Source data
-- start --

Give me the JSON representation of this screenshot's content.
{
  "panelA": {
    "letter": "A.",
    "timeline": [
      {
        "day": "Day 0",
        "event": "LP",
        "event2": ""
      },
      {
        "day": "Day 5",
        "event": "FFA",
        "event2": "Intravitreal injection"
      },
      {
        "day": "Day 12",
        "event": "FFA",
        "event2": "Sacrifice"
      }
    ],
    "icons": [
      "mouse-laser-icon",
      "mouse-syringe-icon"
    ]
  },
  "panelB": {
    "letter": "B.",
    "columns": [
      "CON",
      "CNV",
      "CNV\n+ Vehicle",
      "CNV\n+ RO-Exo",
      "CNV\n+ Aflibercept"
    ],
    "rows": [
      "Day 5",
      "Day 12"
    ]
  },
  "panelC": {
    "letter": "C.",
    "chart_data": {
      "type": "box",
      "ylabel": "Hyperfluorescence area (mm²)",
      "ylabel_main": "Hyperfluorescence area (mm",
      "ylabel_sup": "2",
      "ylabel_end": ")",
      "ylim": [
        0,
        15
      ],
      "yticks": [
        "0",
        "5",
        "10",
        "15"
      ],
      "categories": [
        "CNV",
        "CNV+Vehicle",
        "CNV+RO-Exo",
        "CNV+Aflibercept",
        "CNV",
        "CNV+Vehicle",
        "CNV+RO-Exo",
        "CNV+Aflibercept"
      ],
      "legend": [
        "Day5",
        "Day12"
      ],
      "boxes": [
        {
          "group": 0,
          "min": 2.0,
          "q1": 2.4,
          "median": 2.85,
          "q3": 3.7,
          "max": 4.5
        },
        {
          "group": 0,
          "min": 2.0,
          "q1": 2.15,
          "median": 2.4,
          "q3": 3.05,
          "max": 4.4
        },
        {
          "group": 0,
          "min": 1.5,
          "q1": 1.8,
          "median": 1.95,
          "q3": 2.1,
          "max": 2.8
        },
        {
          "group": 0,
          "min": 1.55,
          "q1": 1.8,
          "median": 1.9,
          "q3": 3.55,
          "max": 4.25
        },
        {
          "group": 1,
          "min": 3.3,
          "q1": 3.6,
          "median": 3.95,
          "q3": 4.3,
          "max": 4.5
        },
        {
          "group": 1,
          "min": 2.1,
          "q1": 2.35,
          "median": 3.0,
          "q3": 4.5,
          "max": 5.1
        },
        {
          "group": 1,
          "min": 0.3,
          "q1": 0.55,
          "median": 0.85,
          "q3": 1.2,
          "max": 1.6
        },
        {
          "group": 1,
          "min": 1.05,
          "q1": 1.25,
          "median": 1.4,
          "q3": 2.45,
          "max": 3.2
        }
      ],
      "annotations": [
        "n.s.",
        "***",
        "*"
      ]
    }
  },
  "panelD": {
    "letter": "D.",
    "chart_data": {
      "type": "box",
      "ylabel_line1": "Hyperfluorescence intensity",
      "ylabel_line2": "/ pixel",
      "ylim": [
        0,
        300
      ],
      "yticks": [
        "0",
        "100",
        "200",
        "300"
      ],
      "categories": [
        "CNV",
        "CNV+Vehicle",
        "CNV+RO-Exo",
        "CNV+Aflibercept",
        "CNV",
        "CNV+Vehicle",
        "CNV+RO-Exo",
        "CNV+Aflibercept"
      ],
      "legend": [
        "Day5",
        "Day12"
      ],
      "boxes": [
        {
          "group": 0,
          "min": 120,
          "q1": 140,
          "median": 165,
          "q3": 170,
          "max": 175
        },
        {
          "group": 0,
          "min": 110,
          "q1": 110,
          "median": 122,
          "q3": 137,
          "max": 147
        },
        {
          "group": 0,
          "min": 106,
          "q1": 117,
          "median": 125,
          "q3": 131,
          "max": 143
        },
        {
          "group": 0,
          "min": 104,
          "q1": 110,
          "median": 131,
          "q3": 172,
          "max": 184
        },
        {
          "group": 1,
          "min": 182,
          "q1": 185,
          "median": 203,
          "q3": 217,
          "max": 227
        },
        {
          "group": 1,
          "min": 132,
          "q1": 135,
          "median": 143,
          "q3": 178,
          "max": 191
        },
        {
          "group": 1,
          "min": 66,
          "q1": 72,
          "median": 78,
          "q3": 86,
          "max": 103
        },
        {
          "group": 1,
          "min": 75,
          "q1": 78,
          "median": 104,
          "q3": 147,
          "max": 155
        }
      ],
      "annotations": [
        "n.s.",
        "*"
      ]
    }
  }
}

-- end --

Each entry above needs to be retyped exactly.

Give me the JSON representation of this screenshot's content.
{
  "panelA": {
    "letter": "A.",
    "timeline": [
      {
        "day": "Day 0",
        "event": "LP",
        "event2": ""
      },
      {
        "day": "Day 5",
        "event": "FFA",
        "event2": "Intravitreal injection"
      },
      {
        "day": "Day 12",
        "event": "FFA",
        "event2": "Sacrifice"
      }
    ],
    "icons": [
      "mouse-laser-icon",
      "mouse-syringe-icon"
    ]
  },
  "panelB": {
    "letter": "B.",
    "columns": [
      "CON",
      "CNV",
      "CNV\n+ Vehicle",
      "CNV\n+ RO-Exo",
      "CNV\n+ Aflibercept"
    ],
    "rows": [
      "Day 5",
      "Day 12"
    ]
  },
  "panelC": {
    "letter": "C.",
    "chart_data": {
      "type": "box",
      "ylabel": "Hyperfluorescence area (mm²)",
      "ylabel_main": "Hyperfluorescence area (mm",
      "ylabel_sup": "2",
      "ylabel_end": ")",
      "ylim": [
        0,
        15
      ],
      "yticks": [
        "0",
        "5",
        "10",
        "15"
      ],
      "categories": [
        "CNV",
        "CNV+Vehicle",
        "CNV+RO-Exo",
        "CNV+Aflibercept",
        "CNV",
        "CNV+Vehicle",
        "CNV+RO-Exo",
        "CNV+Aflibercept"
      ],
      "legend": [
        "Day5",
        "Day12"
      ],
      "boxes": [
        {
          "group": 0,
          "min": 2.0,
          "q1": 2.4,
          "median": 2.85,
          "q3": 3.7,
          "max": 4.5
        },
        {
          "group": 0,
          "min": 2.0,
          "q1": 2.15,
          "median": 2.4,
          "q3": 3.05,
          "max": 4.4
        },
        {
          "group": 0,
          "min": 1.5,
          "q1": 1.8,
          "median": 1.95,
          "q3": 2.1,
          "max": 2.8
        },
        {
          "group": 0,
          "min": 1.55,
          "q1": 1.8,
          "median": 1.9,
          "q3": 3.55,
          "max": 4.25
        },
        {
          "group": 1,
          "min": 3.3,
          "q1": 3.6,
          "median": 3.95,
          "q3": 4.3,
          "max": 4.5
        },
        {
          "group": 1,
          "min": 2.1,
          "q1": 2.35,
          "median": 3.0,
          "q3": 4.5,
          "max": 5.1
        },
        {
          "group": 1,
          "min": 0.3,
          "q1": 0.55,
          "median": 0.85,
          "q3": 1.2,
          "max": 1.6
        },
        {
          "group": 1,
          "min": 1.05,
          "q1": 1.25,
          "median": 1.4,
          "q3": 2.45,
          "max": 3.2
        }
      ],
      "annotations": [
        "n.s.",
        "***",
        "*"
      ]
    }
  },
  "panelD": {
    "letter": "D.",
    "chart_data": {
      "type": "box",
      "ylabel_line1": "Hyperfluorescence intensity",
      "ylabel_line2": "/ pixel",
      "ylim": [
        0,
        300
      ],
      "yticks": [
        "0",
        "100",
        "200",
        "300"
      ],
      "categories": [
        "CNV",
        "CNV+Vehicle",
        "CNV+RO-Exo",
        "CNV+Aflibercept",
        "CNV",
        "CNV+Vehicle",
        "CNV+RO-Exo",
        "CNV+Aflibercept"
      ],
      "legend": [
        "Day5",
        "Day12"
      ],
      "boxes": [
        {
          "group": 0,
          "min": 120,
          "q1": 140,
          "median": 165,
          "q3": 170,
          "max": 175
        },
        {
          "group": 0,
          "min": 110,
          "q1": 110,
          "median": 122,
          "q3": 137,
          "max": 147
        },
        {
          "group": 0,
          "min": 106,
          "q1": 117,
          "median": 125,
          "q3": 131,
          "max": 143
        },
        {
          "group": 0,
          "min": 104,
          "q1": 110,
          "median": 131,
          "q3": 172,
          "max": 184
        },
        {
          "group": 1,
          "min": 182,
          "q1": 185,
          "median": 203,
          "q3": 217,
          "max": 227
        },
        {
          "group": 1,
          "min": 132,
          "q1": 135,
          "median": 143,
          "q3": 178,
          "max": 191
        },
        {
          "group": 1,
          "min": 66,
          "q1": 72,
          "median": 78,
          "q3": 86,
          "max": 103
        },
        {
          "group": 1,
          "min": 75,
          "q1": 78,
          "median": 104,
          "q3": 147,
          "max": 155
        }
      ],
      "annotations": [
        "n.s.",
        "*"
      ]
    }
  }
}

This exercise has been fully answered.